- Data supplied:
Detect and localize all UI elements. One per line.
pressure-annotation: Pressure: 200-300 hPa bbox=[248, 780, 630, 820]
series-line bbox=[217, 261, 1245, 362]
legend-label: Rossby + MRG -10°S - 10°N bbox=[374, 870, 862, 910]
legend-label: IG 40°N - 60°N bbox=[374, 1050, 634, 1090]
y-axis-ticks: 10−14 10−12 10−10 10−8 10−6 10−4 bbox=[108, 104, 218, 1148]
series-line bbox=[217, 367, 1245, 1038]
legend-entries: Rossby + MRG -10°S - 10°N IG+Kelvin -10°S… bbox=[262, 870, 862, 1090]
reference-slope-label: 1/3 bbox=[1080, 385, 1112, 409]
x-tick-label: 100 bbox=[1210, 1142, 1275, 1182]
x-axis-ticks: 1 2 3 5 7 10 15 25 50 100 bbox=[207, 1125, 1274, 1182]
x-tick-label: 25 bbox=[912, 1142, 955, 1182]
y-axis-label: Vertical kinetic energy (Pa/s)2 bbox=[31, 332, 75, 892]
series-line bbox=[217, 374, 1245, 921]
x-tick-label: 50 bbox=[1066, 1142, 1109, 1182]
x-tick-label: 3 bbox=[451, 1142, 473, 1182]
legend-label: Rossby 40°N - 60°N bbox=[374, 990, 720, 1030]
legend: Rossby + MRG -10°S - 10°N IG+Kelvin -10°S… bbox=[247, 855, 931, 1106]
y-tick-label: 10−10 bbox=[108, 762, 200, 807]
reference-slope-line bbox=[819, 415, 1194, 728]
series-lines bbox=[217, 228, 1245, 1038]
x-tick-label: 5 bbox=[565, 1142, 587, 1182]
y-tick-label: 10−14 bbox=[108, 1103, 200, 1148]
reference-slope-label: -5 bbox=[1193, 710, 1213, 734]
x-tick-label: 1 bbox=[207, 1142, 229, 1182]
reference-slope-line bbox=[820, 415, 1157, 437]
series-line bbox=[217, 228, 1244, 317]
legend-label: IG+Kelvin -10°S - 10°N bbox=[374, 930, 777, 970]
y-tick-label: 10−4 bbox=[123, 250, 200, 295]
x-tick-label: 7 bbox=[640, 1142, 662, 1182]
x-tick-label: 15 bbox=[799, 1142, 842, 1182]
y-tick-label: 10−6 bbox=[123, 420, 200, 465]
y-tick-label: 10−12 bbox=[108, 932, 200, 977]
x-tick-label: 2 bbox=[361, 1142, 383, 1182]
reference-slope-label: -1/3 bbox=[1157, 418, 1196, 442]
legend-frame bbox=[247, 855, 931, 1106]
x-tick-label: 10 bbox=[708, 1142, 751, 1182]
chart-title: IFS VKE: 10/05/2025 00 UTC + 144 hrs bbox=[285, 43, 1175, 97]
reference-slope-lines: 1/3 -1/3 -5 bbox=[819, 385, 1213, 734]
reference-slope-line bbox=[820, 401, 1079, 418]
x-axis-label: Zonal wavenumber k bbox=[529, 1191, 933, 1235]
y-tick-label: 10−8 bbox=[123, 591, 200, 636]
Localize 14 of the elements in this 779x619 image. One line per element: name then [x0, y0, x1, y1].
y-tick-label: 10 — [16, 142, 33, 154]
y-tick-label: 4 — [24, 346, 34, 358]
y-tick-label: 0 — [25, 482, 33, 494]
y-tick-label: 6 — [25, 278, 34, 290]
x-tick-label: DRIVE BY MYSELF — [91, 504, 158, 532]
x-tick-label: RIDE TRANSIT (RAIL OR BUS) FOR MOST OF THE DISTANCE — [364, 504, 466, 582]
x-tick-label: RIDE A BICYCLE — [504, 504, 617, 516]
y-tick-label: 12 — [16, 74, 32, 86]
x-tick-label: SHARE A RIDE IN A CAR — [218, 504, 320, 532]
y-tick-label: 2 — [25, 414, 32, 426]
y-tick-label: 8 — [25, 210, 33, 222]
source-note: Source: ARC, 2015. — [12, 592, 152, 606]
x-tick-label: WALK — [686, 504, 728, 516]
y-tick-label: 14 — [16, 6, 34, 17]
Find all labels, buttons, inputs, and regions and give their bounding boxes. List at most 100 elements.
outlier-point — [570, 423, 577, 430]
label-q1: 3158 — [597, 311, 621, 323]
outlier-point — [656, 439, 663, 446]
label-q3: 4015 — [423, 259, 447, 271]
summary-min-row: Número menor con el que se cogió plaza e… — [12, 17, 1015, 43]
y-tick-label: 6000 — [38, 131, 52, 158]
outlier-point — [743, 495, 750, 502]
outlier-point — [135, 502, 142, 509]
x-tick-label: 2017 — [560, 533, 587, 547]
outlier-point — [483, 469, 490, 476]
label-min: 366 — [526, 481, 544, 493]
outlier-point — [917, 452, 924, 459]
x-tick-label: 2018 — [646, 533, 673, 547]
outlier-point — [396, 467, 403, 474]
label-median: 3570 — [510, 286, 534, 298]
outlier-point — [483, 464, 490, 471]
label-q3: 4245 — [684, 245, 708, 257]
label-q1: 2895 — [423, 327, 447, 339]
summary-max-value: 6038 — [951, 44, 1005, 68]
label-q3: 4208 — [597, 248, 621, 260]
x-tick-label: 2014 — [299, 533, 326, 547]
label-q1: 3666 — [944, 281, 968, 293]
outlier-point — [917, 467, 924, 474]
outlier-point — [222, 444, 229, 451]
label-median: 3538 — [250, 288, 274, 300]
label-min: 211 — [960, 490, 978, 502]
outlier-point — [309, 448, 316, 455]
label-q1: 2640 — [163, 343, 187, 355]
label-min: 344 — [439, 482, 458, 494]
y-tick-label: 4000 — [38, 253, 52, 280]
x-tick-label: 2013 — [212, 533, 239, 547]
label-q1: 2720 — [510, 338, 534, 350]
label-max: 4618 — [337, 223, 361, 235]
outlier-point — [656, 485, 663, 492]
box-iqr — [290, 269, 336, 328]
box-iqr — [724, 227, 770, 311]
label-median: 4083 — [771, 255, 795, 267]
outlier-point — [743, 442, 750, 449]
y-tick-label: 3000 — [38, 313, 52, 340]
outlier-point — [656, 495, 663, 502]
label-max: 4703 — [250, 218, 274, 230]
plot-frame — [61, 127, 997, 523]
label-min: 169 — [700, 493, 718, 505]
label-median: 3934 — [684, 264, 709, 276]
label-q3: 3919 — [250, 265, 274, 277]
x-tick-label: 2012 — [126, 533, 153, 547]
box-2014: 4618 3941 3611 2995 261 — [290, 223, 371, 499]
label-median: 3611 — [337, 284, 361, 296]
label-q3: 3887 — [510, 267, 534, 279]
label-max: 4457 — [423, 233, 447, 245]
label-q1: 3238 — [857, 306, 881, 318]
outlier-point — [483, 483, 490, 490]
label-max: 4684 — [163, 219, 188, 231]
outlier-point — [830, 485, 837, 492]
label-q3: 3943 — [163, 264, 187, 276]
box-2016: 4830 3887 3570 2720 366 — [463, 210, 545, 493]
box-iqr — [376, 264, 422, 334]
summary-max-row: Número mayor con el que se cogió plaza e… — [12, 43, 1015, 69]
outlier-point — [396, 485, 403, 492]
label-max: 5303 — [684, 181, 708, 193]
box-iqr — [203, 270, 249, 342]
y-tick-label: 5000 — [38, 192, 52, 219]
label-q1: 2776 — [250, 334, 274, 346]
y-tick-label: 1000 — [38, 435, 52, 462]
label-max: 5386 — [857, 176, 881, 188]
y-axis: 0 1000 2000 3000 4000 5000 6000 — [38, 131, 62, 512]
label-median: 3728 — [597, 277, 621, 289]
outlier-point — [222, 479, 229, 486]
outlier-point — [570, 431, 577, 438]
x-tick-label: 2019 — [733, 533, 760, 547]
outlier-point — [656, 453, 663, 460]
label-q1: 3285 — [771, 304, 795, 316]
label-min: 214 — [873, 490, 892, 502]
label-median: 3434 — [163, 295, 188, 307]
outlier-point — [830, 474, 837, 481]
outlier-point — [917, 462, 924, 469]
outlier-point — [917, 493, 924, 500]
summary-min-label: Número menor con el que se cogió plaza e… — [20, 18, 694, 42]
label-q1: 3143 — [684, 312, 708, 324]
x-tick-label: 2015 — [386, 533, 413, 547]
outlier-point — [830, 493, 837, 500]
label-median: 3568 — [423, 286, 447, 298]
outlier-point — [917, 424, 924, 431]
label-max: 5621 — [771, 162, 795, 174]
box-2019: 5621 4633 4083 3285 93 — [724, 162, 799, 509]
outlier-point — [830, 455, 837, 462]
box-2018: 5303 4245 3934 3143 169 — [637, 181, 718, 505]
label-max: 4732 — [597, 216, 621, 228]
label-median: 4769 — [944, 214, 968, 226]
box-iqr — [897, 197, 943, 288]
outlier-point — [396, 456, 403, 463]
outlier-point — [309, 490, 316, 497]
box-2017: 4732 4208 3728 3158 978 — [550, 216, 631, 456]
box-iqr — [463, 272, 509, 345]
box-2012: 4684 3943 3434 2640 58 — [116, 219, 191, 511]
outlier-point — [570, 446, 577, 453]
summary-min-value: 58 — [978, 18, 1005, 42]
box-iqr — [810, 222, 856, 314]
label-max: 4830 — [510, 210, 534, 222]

- Set problem: Copy the listing above word for word, beginning at its first line and continuing through the line that contains "x-tick-label: 50 bbox=[1066, 1142, 1109, 1182]", with that line included.

- Answer to this task:
Detect and localize all UI elements. One per line.
pressure-annotation: Pressure: 200-300 hPa bbox=[248, 780, 630, 820]
series-line bbox=[217, 261, 1245, 362]
legend-label: Rossby + MRG -10°S - 10°N bbox=[374, 870, 862, 910]
legend-label: IG 40°N - 60°N bbox=[374, 1050, 634, 1090]
y-axis-ticks: 10−14 10−12 10−10 10−8 10−6 10−4 bbox=[108, 104, 218, 1148]
series-line bbox=[217, 367, 1245, 1038]
legend-entries: Rossby + MRG -10°S - 10°N IG+Kelvin -10°S… bbox=[262, 870, 862, 1090]
reference-slope-label: 1/3 bbox=[1080, 385, 1112, 409]
x-tick-label: 100 bbox=[1210, 1142, 1275, 1182]
x-axis-ticks: 1 2 3 5 7 10 15 25 50 100 bbox=[207, 1125, 1274, 1182]
x-tick-label: 25 bbox=[912, 1142, 955, 1182]
y-axis-label: Vertical kinetic energy (Pa/s)2 bbox=[31, 332, 75, 892]
series-line bbox=[217, 374, 1245, 921]
x-tick-label: 50 bbox=[1066, 1142, 1109, 1182]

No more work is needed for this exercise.